• GOAL: Can you quote the lines below exactly, starting at the line with "What does this" and going through the last one?

(Saved entries)
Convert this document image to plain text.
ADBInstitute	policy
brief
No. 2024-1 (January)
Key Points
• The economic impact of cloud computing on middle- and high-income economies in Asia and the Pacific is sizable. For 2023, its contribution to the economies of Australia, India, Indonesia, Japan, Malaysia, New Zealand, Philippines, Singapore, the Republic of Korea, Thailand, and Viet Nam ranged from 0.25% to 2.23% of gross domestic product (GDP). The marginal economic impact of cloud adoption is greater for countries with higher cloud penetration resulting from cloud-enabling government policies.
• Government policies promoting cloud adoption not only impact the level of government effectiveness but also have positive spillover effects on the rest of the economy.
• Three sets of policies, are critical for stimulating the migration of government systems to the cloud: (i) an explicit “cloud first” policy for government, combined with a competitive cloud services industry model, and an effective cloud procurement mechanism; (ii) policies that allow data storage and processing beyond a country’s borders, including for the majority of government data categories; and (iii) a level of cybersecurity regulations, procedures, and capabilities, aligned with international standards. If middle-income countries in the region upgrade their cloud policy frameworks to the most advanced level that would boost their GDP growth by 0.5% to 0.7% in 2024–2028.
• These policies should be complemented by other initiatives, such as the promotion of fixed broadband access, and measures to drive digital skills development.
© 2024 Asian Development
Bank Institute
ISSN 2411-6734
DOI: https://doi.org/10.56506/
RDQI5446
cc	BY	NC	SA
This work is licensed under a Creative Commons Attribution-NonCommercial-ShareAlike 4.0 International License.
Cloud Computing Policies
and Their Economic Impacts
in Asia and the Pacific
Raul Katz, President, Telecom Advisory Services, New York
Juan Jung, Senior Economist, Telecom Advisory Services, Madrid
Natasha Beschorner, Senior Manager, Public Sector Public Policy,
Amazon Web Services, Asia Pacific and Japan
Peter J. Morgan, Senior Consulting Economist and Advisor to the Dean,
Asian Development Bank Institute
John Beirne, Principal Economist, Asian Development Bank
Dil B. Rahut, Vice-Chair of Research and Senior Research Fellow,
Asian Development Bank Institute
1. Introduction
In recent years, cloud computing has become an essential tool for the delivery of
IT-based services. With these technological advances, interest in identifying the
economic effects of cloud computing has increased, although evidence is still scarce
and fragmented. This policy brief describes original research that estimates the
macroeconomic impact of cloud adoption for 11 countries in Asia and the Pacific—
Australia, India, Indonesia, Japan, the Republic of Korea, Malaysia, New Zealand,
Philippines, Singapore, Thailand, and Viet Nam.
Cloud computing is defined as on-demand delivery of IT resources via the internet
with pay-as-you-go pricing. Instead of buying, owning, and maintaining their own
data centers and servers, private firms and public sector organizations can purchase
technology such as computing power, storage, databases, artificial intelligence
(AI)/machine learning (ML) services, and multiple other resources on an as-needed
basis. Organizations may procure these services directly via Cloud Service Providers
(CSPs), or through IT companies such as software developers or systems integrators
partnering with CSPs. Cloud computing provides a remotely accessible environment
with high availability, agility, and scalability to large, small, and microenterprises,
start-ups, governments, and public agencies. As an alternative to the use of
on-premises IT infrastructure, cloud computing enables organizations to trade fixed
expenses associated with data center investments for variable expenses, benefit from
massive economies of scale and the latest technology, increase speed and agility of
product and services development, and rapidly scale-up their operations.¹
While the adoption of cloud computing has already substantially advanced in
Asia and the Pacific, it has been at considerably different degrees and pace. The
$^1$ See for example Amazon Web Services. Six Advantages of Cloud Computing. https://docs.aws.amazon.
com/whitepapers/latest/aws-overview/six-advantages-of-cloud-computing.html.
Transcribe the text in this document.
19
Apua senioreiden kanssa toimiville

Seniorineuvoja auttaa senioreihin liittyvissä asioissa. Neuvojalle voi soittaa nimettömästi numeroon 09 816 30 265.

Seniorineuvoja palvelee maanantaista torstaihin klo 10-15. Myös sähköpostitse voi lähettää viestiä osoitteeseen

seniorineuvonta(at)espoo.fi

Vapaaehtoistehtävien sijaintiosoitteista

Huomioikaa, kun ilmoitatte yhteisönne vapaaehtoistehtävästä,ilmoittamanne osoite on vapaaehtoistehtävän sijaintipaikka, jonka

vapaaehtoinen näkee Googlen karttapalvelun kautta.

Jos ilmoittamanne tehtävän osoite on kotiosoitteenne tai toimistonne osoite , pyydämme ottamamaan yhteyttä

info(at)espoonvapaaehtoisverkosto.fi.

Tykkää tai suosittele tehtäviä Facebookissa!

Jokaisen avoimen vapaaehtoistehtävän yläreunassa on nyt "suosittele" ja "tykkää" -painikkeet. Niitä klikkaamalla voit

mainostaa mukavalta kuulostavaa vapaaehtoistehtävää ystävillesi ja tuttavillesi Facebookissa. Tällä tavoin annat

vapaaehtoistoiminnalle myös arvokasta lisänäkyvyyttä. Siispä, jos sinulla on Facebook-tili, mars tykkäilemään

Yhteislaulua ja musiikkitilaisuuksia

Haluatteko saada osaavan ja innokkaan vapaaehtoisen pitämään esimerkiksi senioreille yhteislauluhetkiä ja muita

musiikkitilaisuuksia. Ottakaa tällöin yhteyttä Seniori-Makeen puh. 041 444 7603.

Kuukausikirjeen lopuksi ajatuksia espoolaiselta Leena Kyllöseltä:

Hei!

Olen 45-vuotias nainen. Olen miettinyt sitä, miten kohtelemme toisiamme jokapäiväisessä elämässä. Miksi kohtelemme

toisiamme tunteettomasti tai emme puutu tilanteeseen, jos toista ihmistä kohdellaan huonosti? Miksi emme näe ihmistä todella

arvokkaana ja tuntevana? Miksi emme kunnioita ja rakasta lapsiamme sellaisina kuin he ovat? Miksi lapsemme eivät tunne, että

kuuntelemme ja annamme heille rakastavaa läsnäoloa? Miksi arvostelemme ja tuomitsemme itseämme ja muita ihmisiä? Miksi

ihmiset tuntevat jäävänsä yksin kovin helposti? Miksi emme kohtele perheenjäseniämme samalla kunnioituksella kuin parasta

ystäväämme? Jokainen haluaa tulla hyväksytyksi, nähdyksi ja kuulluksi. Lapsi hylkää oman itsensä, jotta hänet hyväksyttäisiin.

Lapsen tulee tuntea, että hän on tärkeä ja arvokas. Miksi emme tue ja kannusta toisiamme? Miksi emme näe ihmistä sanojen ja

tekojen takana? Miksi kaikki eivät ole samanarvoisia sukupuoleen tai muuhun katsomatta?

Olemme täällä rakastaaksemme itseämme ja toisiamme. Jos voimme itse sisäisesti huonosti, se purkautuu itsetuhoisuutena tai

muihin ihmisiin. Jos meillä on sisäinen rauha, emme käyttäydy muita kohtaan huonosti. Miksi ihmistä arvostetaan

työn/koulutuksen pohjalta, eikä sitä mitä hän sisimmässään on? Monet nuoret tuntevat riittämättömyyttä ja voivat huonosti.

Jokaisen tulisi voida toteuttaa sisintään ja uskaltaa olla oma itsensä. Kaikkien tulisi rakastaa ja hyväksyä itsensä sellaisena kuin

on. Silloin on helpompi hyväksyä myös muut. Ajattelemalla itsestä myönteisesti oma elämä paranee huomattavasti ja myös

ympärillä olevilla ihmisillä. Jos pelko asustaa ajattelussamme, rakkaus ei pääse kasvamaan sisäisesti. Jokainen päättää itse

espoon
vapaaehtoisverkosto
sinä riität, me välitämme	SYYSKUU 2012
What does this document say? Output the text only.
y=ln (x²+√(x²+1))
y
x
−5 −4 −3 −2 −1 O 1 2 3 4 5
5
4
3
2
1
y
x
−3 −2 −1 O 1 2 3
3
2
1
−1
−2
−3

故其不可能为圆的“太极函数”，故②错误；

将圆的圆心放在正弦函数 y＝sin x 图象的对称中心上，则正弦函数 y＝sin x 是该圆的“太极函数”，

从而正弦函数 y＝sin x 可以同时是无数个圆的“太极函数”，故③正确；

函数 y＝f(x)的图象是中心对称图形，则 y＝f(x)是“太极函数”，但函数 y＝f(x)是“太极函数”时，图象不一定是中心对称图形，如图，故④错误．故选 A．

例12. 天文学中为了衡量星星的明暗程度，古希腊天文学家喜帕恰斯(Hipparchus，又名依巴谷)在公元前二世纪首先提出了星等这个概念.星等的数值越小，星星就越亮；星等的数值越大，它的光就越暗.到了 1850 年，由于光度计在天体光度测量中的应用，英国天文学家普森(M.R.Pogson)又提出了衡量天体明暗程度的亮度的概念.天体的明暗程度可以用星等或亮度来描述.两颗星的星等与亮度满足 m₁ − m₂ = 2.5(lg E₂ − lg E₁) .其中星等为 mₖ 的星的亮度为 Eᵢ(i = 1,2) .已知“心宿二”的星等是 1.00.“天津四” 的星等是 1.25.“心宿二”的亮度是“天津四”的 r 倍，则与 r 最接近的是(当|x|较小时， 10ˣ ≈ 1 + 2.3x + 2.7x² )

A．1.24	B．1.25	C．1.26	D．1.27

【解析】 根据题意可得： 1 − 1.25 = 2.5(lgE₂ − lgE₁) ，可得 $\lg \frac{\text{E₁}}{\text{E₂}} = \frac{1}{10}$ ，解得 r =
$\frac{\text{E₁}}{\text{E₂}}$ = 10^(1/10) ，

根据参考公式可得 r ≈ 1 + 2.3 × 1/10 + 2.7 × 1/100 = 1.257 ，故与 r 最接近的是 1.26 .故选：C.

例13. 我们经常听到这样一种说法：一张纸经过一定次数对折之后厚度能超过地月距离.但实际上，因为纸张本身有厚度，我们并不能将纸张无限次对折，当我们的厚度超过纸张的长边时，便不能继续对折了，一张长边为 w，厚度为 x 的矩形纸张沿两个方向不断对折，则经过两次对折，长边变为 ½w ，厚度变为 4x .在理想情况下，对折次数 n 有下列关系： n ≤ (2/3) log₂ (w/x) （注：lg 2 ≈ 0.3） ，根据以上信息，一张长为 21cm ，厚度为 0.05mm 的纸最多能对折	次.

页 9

• EXPECTED ANSWER:
What does this document say? Output the text only.
y=ln (x²+√(x²+1))
y
x
−5 −4 −3 −2 −1 O 1 2 3 4 5
5
4
3
2
1
y
x
−3 −2 −1 O 1 2 3
3
2
1
−1
−2
−3

故其不可能为圆的“太极函数”，故②错误；

将圆的圆心放在正弦函数 y＝sin x 图象的对称中心上，则正弦函数 y＝sin x 是该圆的“太极函数”，

从而正弦函数 y＝sin x 可以同时是无数个圆的“太极函数”，故③正确；

函数 y＝f(x)的图象是中心对称图形，则 y＝f(x)是“太极函数”，但函数 y＝f(x)是“太极函数”时，图象不一定是中心对称图形，如图，故④错误．故选 A．

例12. 天文学中为了衡量星星的明暗程度，古希腊天文学家喜帕恰斯(Hipparchus，又名依巴谷)在公元前二世纪首先提出了星等这个概念.星等的数值越小，星星就越亮；星等的数值越大，它的光就越暗.到了 1850 年，由于光度计在天体光度测量中的应用，英国天文学家普森(M.R.Pogson)又提出了衡量天体明暗程度的亮度的概念.天体的明暗程度可以用星等或亮度来描述.两颗星的星等与亮度满足 m₁ − m₂ = 2.5(lg E₂ − lg E₁) .其中星等为 mₖ 的星的亮度为 Eᵢ(i = 1,2) .已知“心宿二”的星等是 1.00.“天津四” 的星等是 1.25.“心宿二”的亮度是“天津四”的 r 倍，则与 r 最接近的是(当|x|较小时， 10ˣ ≈ 1 + 2.3x + 2.7x² )

A．1.24	B．1.25	C．1.26	D．1.27

【解析】 根据题意可得： 1 − 1.25 = 2.5(lgE₂ − lgE₁) ，可得 $\lg \frac{\text{E₁}}{\text{E₂}} = \frac{1}{10}$ ，解得 r =
$\frac{\text{E₁}}{\text{E₂}}$ = 10^(1/10) ，

根据参考公式可得 r ≈ 1 + 2.3 × 1/10 + 2.7 × 1/100 = 1.257 ，故与 r 最接近的是 1.26 .故选：C.

例13. 我们经常听到这样一种说法：一张纸经过一定次数对折之后厚度能超过地月距离.但实际上，因为纸张本身有厚度，我们并不能将纸张无限次对折，当我们的厚度超过纸张的长边时，便不能继续对折了，一张长边为 w，厚度为 x 的矩形纸张沿两个方向不断对折，则经过两次对折，长边变为 ½w ，厚度变为 4x .在理想情况下，对折次数 n 有下列关系： n ≤ (2/3) log₂ (w/x) （注：lg 2 ≈ 0.3） ，根据以上信息，一张长为 21cm ，厚度为 0.05mm 的纸最多能对折	次.

页 9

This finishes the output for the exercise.